(Raw records)
•••••

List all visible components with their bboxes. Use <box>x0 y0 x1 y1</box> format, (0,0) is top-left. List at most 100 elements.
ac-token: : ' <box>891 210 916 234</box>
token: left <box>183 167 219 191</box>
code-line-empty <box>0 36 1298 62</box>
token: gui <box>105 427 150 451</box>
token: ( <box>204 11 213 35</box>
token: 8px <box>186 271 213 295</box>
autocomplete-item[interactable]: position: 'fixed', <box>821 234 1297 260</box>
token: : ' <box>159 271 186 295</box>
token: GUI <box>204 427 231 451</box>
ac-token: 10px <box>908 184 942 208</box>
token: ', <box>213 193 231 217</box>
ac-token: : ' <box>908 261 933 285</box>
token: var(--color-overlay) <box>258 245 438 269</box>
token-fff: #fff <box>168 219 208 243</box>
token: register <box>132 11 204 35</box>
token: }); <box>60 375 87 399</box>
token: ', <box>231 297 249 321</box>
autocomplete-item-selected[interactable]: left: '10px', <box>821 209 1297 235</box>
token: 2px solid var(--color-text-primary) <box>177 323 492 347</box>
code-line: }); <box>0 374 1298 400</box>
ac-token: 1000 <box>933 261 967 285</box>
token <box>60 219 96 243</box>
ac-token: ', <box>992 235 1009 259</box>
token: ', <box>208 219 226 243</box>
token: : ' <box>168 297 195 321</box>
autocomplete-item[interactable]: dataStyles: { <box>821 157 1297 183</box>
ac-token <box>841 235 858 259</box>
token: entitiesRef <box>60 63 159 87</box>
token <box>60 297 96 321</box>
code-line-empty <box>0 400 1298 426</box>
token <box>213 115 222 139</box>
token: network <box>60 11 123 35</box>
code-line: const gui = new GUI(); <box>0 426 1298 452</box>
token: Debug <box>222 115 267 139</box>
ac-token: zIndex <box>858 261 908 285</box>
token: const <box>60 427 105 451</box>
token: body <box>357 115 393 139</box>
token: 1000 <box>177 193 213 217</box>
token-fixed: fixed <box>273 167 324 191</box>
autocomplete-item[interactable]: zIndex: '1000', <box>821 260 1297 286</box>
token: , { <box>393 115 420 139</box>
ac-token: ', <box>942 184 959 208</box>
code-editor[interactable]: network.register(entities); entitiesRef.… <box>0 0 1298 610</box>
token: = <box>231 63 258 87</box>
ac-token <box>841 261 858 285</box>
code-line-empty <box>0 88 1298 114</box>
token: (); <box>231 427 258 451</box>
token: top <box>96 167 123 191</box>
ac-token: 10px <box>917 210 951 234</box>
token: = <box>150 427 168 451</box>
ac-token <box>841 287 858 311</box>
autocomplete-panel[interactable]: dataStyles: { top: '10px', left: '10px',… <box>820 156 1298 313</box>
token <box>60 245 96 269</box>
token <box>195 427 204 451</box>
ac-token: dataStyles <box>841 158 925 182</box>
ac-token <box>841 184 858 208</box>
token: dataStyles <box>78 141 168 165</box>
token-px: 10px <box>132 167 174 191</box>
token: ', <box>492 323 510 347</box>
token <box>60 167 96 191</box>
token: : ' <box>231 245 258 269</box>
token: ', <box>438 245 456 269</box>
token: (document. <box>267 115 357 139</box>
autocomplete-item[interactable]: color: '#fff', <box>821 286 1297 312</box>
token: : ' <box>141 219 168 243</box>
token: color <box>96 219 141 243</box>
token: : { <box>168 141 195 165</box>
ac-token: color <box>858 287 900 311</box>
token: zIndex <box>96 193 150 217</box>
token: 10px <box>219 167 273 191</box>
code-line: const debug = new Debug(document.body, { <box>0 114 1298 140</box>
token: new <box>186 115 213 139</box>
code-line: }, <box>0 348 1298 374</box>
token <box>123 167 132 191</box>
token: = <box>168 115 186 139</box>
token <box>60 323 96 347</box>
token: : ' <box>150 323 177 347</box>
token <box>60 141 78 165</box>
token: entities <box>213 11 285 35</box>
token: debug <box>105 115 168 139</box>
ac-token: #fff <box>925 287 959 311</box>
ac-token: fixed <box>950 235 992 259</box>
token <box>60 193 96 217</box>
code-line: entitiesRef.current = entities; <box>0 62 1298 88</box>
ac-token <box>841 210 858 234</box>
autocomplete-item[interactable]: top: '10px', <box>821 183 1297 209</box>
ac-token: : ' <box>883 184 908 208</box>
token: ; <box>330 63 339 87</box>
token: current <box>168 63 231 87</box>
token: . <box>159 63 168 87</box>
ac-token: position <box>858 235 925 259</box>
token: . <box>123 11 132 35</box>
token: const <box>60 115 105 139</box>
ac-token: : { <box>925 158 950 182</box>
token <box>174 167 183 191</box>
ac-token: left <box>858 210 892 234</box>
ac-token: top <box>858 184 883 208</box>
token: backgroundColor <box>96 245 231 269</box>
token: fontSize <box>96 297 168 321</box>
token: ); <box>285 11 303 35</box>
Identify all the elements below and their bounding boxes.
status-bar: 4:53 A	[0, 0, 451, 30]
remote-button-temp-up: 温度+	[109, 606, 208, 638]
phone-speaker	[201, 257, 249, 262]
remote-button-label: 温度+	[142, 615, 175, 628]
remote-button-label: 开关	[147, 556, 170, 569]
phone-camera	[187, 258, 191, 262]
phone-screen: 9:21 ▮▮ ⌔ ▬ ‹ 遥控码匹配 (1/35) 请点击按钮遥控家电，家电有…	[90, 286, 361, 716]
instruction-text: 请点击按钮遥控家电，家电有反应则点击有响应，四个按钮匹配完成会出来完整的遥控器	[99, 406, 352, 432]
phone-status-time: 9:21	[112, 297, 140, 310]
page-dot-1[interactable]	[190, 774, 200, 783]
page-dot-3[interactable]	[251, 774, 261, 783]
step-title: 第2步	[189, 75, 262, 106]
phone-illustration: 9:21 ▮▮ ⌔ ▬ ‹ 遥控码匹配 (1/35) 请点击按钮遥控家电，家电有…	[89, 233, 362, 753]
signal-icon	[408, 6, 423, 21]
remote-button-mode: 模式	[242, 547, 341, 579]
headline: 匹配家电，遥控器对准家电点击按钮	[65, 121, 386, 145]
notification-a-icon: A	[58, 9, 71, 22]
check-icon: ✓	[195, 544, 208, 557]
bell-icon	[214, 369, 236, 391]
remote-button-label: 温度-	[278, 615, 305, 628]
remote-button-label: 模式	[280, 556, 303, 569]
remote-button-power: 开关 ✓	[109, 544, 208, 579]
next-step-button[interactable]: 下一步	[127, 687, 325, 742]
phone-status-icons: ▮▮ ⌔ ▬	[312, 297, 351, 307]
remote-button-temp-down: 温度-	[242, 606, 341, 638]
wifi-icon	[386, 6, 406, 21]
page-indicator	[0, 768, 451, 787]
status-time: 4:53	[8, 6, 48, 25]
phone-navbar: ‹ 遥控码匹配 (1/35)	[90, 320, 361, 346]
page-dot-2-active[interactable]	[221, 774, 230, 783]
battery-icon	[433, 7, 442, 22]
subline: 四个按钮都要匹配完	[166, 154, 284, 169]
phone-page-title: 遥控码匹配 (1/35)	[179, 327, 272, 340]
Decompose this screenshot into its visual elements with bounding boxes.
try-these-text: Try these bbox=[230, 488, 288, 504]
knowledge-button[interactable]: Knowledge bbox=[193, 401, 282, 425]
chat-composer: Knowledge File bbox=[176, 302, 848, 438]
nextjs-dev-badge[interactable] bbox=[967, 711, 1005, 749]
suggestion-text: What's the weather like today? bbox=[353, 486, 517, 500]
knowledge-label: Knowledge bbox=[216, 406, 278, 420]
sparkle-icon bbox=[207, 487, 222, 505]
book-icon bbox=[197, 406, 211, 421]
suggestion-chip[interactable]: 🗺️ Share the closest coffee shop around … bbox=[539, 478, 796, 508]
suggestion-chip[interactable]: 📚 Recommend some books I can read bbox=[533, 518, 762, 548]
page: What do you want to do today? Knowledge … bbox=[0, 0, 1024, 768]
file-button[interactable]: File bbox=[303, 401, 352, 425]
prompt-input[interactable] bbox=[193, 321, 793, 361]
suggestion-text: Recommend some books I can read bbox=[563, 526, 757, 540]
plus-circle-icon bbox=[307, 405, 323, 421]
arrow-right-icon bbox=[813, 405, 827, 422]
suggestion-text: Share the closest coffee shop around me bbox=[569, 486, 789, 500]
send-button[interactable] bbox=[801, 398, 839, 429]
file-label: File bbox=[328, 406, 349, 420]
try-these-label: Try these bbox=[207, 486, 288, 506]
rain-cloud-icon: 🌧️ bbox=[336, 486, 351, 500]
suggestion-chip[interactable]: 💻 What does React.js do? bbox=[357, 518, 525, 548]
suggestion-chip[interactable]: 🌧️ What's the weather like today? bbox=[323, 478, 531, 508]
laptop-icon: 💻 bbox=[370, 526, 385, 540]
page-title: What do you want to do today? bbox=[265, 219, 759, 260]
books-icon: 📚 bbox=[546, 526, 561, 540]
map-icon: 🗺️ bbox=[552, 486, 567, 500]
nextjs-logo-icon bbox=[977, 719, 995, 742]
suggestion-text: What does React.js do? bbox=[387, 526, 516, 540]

•••••

- WHAT IS ASKED -
Reproduce verbatim the lines of the data from its first line through the line containing "token: 8px <box>186 271 213 295</box>", including both ends.

- RESPONSE BELOW -
List all visible components with their bboxes. Use <box>x0 y0 x1 y1</box> format, (0,0) is top-left. List at most 100 elements.
ac-token: : ' <box>891 210 916 234</box>
token: left <box>183 167 219 191</box>
code-line-empty <box>0 36 1298 62</box>
token: gui <box>105 427 150 451</box>
token: ( <box>204 11 213 35</box>
token: 8px <box>186 271 213 295</box>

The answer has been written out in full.